(Task requirements): Images are not part of the copy; write out the rest of the data exactly as given.

(Supplied entries):
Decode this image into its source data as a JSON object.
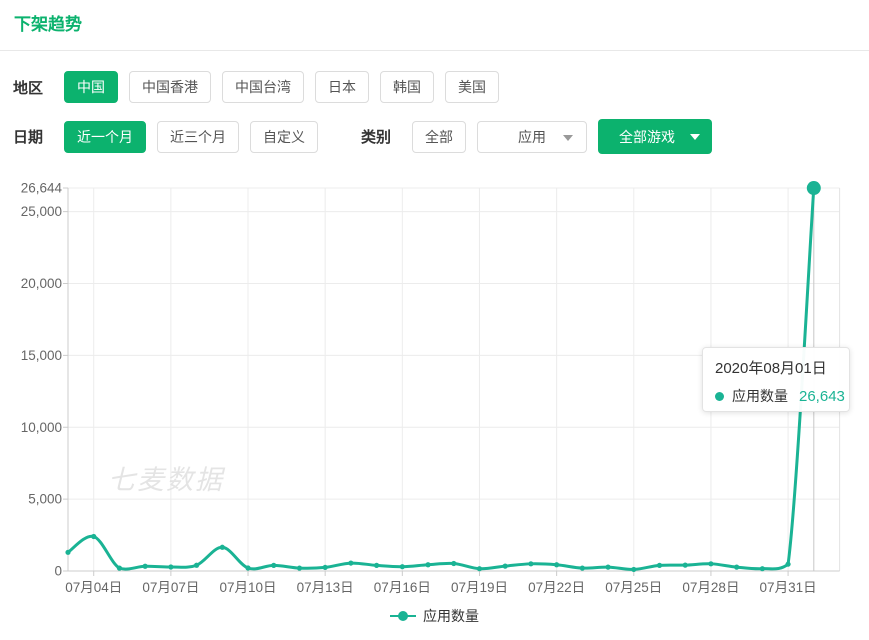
{
  "page": {
    "title": "下架趋势"
  },
  "filters": {
    "region": {
      "label": "地区",
      "options": [
        {
          "label": "中国",
          "active": true
        },
        {
          "label": "中国香港",
          "active": false
        },
        {
          "label": "中国台湾",
          "active": false
        },
        {
          "label": "日本",
          "active": false
        },
        {
          "label": "韩国",
          "active": false
        },
        {
          "label": "美国",
          "active": false
        }
      ]
    },
    "date": {
      "label": "日期",
      "options": [
        {
          "label": "近一个月",
          "active": true
        },
        {
          "label": "近三个月",
          "active": false
        },
        {
          "label": "自定义",
          "active": false
        }
      ]
    },
    "category": {
      "label": "类别",
      "all_button": "全部",
      "app_dropdown_value": "应用",
      "game_dropdown_value": "全部游戏"
    }
  },
  "chart_data": {
    "type": "line",
    "title": "",
    "xlabel": "",
    "ylabel": "",
    "grid": true,
    "legend": [
      "应用数量"
    ],
    "legend_position": "bottom",
    "watermark": "七麦数据",
    "ylim": [
      0,
      26644
    ],
    "y_ticks": [
      0,
      5000,
      10000,
      15000,
      20000,
      25000,
      26644
    ],
    "x_tick_labels": [
      "07月04日",
      "07月07日",
      "07月10日",
      "07月13日",
      "07月16日",
      "07月19日",
      "07月22日",
      "07月25日",
      "07月28日",
      "07月31日"
    ],
    "series": [
      {
        "name": "应用数量",
        "color": "#1ab394",
        "x": [
          "07月03日",
          "07月04日",
          "07月05日",
          "07月06日",
          "07月07日",
          "07月08日",
          "07月09日",
          "07月10日",
          "07月11日",
          "07月12日",
          "07月13日",
          "07月14日",
          "07月15日",
          "07月16日",
          "07月17日",
          "07月18日",
          "07月19日",
          "07月20日",
          "07月21日",
          "07月22日",
          "07月23日",
          "07月24日",
          "07月25日",
          "07月26日",
          "07月27日",
          "07月28日",
          "07月29日",
          "07月30日",
          "07月31日",
          "08月01日"
        ],
        "values": [
          1300,
          2400,
          200,
          330,
          280,
          400,
          1650,
          210,
          390,
          200,
          250,
          550,
          390,
          300,
          435,
          520,
          160,
          340,
          500,
          435,
          200,
          270,
          110,
          390,
          410,
          500,
          270,
          160,
          475,
          26643
        ]
      }
    ],
    "highlighted_point": {
      "x": "08月01日",
      "value": 26643
    }
  },
  "tooltip": {
    "title": "2020年08月01日",
    "series_label": "应用数量",
    "value": "26,643"
  }
}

(Finished exercise):
Decode this image into its source data as a JSON object.
{
  "page": {
    "title": "下架趋势"
  },
  "filters": {
    "region": {
      "label": "地区",
      "options": [
        {
          "label": "中国",
          "active": true
        },
        {
          "label": "中国香港",
          "active": false
        },
        {
          "label": "中国台湾",
          "active": false
        },
        {
          "label": "日本",
          "active": false
        },
        {
          "label": "韩国",
          "active": false
        },
        {
          "label": "美国",
          "active": false
        }
      ]
    },
    "date": {
      "label": "日期",
      "options": [
        {
          "label": "近一个月",
          "active": true
        },
        {
          "label": "近三个月",
          "active": false
        },
        {
          "label": "自定义",
          "active": false
        }
      ]
    },
    "category": {
      "label": "类别",
      "all_button": "全部",
      "app_dropdown_value": "应用",
      "game_dropdown_value": "全部游戏"
    }
  },
  "chart_data": {
    "type": "line",
    "title": "",
    "xlabel": "",
    "ylabel": "",
    "grid": true,
    "legend": [
      "应用数量"
    ],
    "legend_position": "bottom",
    "watermark": "七麦数据",
    "ylim": [
      0,
      26644
    ],
    "y_ticks": [
      0,
      5000,
      10000,
      15000,
      20000,
      25000,
      26644
    ],
    "x_tick_labels": [
      "07月04日",
      "07月07日",
      "07月10日",
      "07月13日",
      "07月16日",
      "07月19日",
      "07月22日",
      "07月25日",
      "07月28日",
      "07月31日"
    ],
    "series": [
      {
        "name": "应用数量",
        "color": "#1ab394",
        "x": [
          "07月03日",
          "07月04日",
          "07月05日",
          "07月06日",
          "07月07日",
          "07月08日",
          "07月09日",
          "07月10日",
          "07月11日",
          "07月12日",
          "07月13日",
          "07月14日",
          "07月15日",
          "07月16日",
          "07月17日",
          "07月18日",
          "07月19日",
          "07月20日",
          "07月21日",
          "07月22日",
          "07月23日",
          "07月24日",
          "07月25日",
          "07月26日",
          "07月27日",
          "07月28日",
          "07月29日",
          "07月30日",
          "07月31日",
          "08月01日"
        ],
        "values": [
          1300,
          2400,
          200,
          330,
          280,
          400,
          1650,
          210,
          390,
          200,
          250,
          550,
          390,
          300,
          435,
          520,
          160,
          340,
          500,
          435,
          200,
          270,
          110,
          390,
          410,
          500,
          270,
          160,
          475,
          26643
        ]
      }
    ],
    "highlighted_point": {
      "x": "08月01日",
      "value": 26643
    }
  },
  "tooltip": {
    "title": "2020年08月01日",
    "series_label": "应用数量",
    "value": "26,643"
  }
}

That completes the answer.